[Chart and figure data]

• • • • • • •

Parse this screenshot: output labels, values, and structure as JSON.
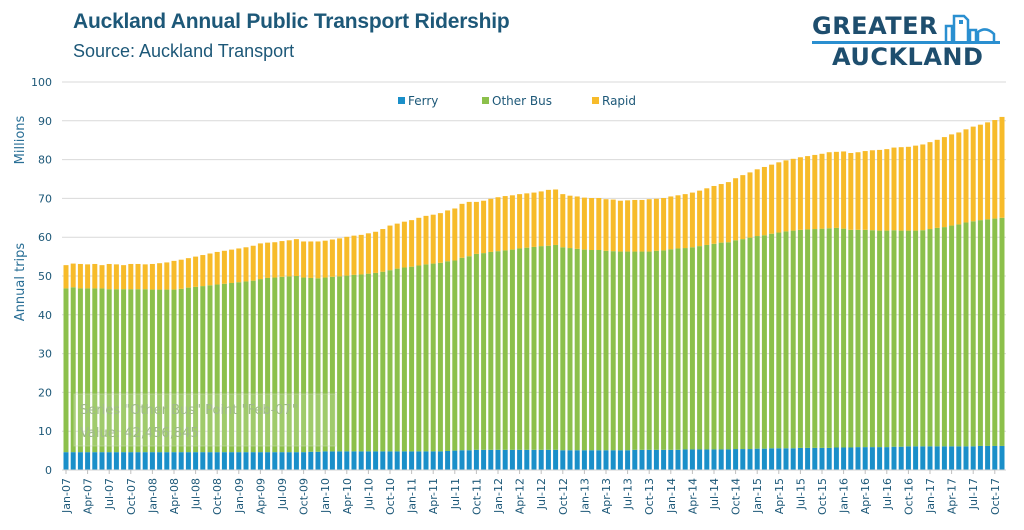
{
  "header": {
    "title": "Auckland Annual Public Transport Ridership",
    "subtitle": "Source: Auckland Transport"
  },
  "logo": {
    "line1": "GREATER",
    "line2": "AUCKLAND",
    "icon": "city-buildings-icon"
  },
  "colors": {
    "ferry": "#1a8fc9",
    "other_bus": "#8cc04b",
    "rapid": "#f7bb2a",
    "grid": "#d9d9d9",
    "text": "#1d5878"
  },
  "tooltip": {
    "line1": "Series \"Other Bus\" Point \"Feb-07\"",
    "line2": "Value: 42,456,845"
  },
  "chart_data": {
    "type": "bar",
    "stacked": true,
    "title": "Auckland Annual Public Transport Ridership",
    "subtitle": "Source: Auckland Transport",
    "xlabel": "",
    "ylabel": "Annual trips",
    "yunit_label": "Millions",
    "ylim": [
      0,
      100
    ],
    "yticks": [
      0,
      10,
      20,
      30,
      40,
      50,
      60,
      70,
      80,
      90,
      100
    ],
    "grid": true,
    "legend_position": "top-center",
    "tick_every": 3,
    "categories": [
      "Jan-07",
      "Feb-07",
      "Mar-07",
      "Apr-07",
      "May-07",
      "Jun-07",
      "Jul-07",
      "Aug-07",
      "Sep-07",
      "Oct-07",
      "Nov-07",
      "Dec-07",
      "Jan-08",
      "Feb-08",
      "Mar-08",
      "Apr-08",
      "May-08",
      "Jun-08",
      "Jul-08",
      "Aug-08",
      "Sep-08",
      "Oct-08",
      "Nov-08",
      "Dec-08",
      "Jan-09",
      "Feb-09",
      "Mar-09",
      "Apr-09",
      "May-09",
      "Jun-09",
      "Jul-09",
      "Aug-09",
      "Sep-09",
      "Oct-09",
      "Nov-09",
      "Dec-09",
      "Jan-10",
      "Feb-10",
      "Mar-10",
      "Apr-10",
      "May-10",
      "Jun-10",
      "Jul-10",
      "Aug-10",
      "Sep-10",
      "Oct-10",
      "Nov-10",
      "Dec-10",
      "Jan-11",
      "Feb-11",
      "Mar-11",
      "Apr-11",
      "May-11",
      "Jun-11",
      "Jul-11",
      "Aug-11",
      "Sep-11",
      "Oct-11",
      "Nov-11",
      "Dec-11",
      "Jan-12",
      "Feb-12",
      "Mar-12",
      "Apr-12",
      "May-12",
      "Jun-12",
      "Jul-12",
      "Aug-12",
      "Sep-12",
      "Oct-12",
      "Nov-12",
      "Dec-12",
      "Jan-13",
      "Feb-13",
      "Mar-13",
      "Apr-13",
      "May-13",
      "Jun-13",
      "Jul-13",
      "Aug-13",
      "Sep-13",
      "Oct-13",
      "Nov-13",
      "Dec-13",
      "Jan-14",
      "Feb-14",
      "Mar-14",
      "Apr-14",
      "May-14",
      "Jun-14",
      "Jul-14",
      "Aug-14",
      "Sep-14",
      "Oct-14",
      "Nov-14",
      "Dec-14",
      "Jan-15",
      "Feb-15",
      "Mar-15",
      "Apr-15",
      "May-15",
      "Jun-15",
      "Jul-15",
      "Aug-15",
      "Sep-15",
      "Oct-15",
      "Nov-15",
      "Dec-15",
      "Jan-16",
      "Feb-16",
      "Mar-16",
      "Apr-16",
      "May-16",
      "Jun-16",
      "Jul-16",
      "Aug-16",
      "Sep-16",
      "Oct-16",
      "Nov-16",
      "Dec-16",
      "Jan-17",
      "Feb-17",
      "Mar-17",
      "Apr-17",
      "May-17",
      "Jun-17",
      "Jul-17",
      "Aug-17",
      "Sep-17",
      "Oct-17",
      "Nov-17"
    ],
    "series": [
      {
        "name": "Ferry",
        "color": "#1a8fc9",
        "values": [
          4.6,
          4.6,
          4.6,
          4.6,
          4.6,
          4.6,
          4.6,
          4.6,
          4.6,
          4.6,
          4.6,
          4.6,
          4.6,
          4.6,
          4.6,
          4.6,
          4.6,
          4.6,
          4.6,
          4.6,
          4.6,
          4.6,
          4.6,
          4.6,
          4.6,
          4.6,
          4.6,
          4.6,
          4.6,
          4.6,
          4.6,
          4.6,
          4.6,
          4.6,
          4.7,
          4.7,
          4.8,
          4.8,
          4.8,
          4.8,
          4.8,
          4.8,
          4.8,
          4.8,
          4.8,
          4.8,
          4.8,
          4.8,
          4.8,
          4.8,
          4.8,
          4.8,
          4.8,
          4.9,
          5.0,
          5.1,
          5.1,
          5.2,
          5.2,
          5.2,
          5.2,
          5.2,
          5.2,
          5.2,
          5.2,
          5.2,
          5.2,
          5.2,
          5.2,
          5.1,
          5.1,
          5.1,
          5.1,
          5.1,
          5.1,
          5.1,
          5.1,
          5.1,
          5.1,
          5.2,
          5.2,
          5.2,
          5.2,
          5.2,
          5.2,
          5.2,
          5.3,
          5.3,
          5.3,
          5.3,
          5.3,
          5.3,
          5.3,
          5.4,
          5.4,
          5.4,
          5.5,
          5.5,
          5.6,
          5.6,
          5.6,
          5.6,
          5.7,
          5.7,
          5.7,
          5.7,
          5.7,
          5.8,
          5.8,
          5.8,
          5.9,
          5.9,
          5.9,
          5.9,
          5.9,
          6.0,
          6.0,
          6.1,
          6.1,
          6.1,
          6.1,
          6.1,
          6.1,
          6.1,
          6.1,
          6.1,
          6.1,
          6.2,
          6.2,
          6.2,
          6.2
        ]
      },
      {
        "name": "Other Bus",
        "color": "#8cc04b",
        "values": [
          42.2,
          42.5,
          42.2,
          42.2,
          42.2,
          42.2,
          42.0,
          42.0,
          42.0,
          42.0,
          42.0,
          42.0,
          41.9,
          41.9,
          41.9,
          41.9,
          42.1,
          42.4,
          42.6,
          42.8,
          43.0,
          43.2,
          43.4,
          43.6,
          43.8,
          44.0,
          44.2,
          44.6,
          44.9,
          45.0,
          45.2,
          45.3,
          45.4,
          45.0,
          44.8,
          44.7,
          44.8,
          45.0,
          45.1,
          45.3,
          45.5,
          45.6,
          45.8,
          46.0,
          46.3,
          46.7,
          47.1,
          47.4,
          47.6,
          47.9,
          48.2,
          48.4,
          48.6,
          48.9,
          49.0,
          49.6,
          50.0,
          50.5,
          50.7,
          51.0,
          51.2,
          51.4,
          51.6,
          51.9,
          52.1,
          52.3,
          52.5,
          52.6,
          52.8,
          52.3,
          52.1,
          51.9,
          51.7,
          51.6,
          51.6,
          51.4,
          51.3,
          51.2,
          51.2,
          51.1,
          51.1,
          51.1,
          51.3,
          51.4,
          51.7,
          51.9,
          51.9,
          52.1,
          52.4,
          52.7,
          53.0,
          53.3,
          53.4,
          53.8,
          54.1,
          54.5,
          54.8,
          55.0,
          55.3,
          55.6,
          55.9,
          56.1,
          56.2,
          56.3,
          56.4,
          56.5,
          56.6,
          56.6,
          56.4,
          56.1,
          56.0,
          56.0,
          55.9,
          55.8,
          55.8,
          55.8,
          55.7,
          55.6,
          55.6,
          55.7,
          56.0,
          56.3,
          56.5,
          56.9,
          57.2,
          57.7,
          58.0,
          58.2,
          58.4,
          58.6,
          58.8
        ]
      },
      {
        "name": "Rapid",
        "color": "#f7bb2a",
        "values": [
          6.0,
          6.1,
          6.3,
          6.2,
          6.3,
          6.0,
          6.5,
          6.4,
          6.2,
          6.5,
          6.5,
          6.4,
          6.6,
          6.8,
          7.0,
          7.4,
          7.5,
          7.6,
          7.8,
          8.0,
          8.2,
          8.4,
          8.5,
          8.6,
          8.7,
          8.8,
          9.0,
          9.2,
          9.1,
          9.1,
          9.2,
          9.3,
          9.5,
          9.3,
          9.4,
          9.5,
          9.5,
          9.6,
          9.8,
          10.0,
          10.1,
          10.2,
          10.4,
          10.6,
          11.0,
          11.5,
          11.6,
          11.8,
          12.0,
          12.3,
          12.5,
          12.6,
          12.8,
          13.1,
          13.4,
          13.9,
          14.0,
          13.4,
          13.5,
          13.7,
          13.9,
          14.0,
          14.0,
          14.0,
          14.0,
          14.0,
          14.1,
          14.4,
          14.3,
          13.7,
          13.5,
          13.5,
          13.4,
          13.4,
          13.4,
          13.3,
          13.3,
          13.1,
          13.2,
          13.3,
          13.3,
          13.5,
          13.4,
          13.5,
          13.6,
          13.7,
          13.9,
          14.1,
          14.3,
          14.6,
          14.9,
          15.1,
          15.5,
          16.0,
          16.5,
          16.8,
          17.2,
          17.6,
          17.8,
          18.1,
          18.3,
          18.5,
          18.7,
          18.9,
          19.1,
          19.3,
          19.6,
          19.6,
          19.9,
          19.8,
          20.0,
          20.3,
          20.6,
          20.8,
          21.0,
          21.3,
          21.5,
          21.6,
          21.9,
          22.1,
          22.4,
          22.7,
          23.2,
          23.5,
          23.7,
          24.0,
          24.4,
          24.6,
          25.0,
          25.4,
          26.0
        ]
      }
    ]
  }
}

• • • • • • •

## [YOUR OBJECTIVE]
Gather from the data above every line with the string "Transport".

## [RESPONSE FOR THIS EXERCISE]
    "title": "Auckland Annual Public Transport Ridership",
    "subtitle": "Source: Auckland Transport"
    "title": "Auckland Annual Public Transport Ridership",
    "subtitle": "Source: Auckland Transport",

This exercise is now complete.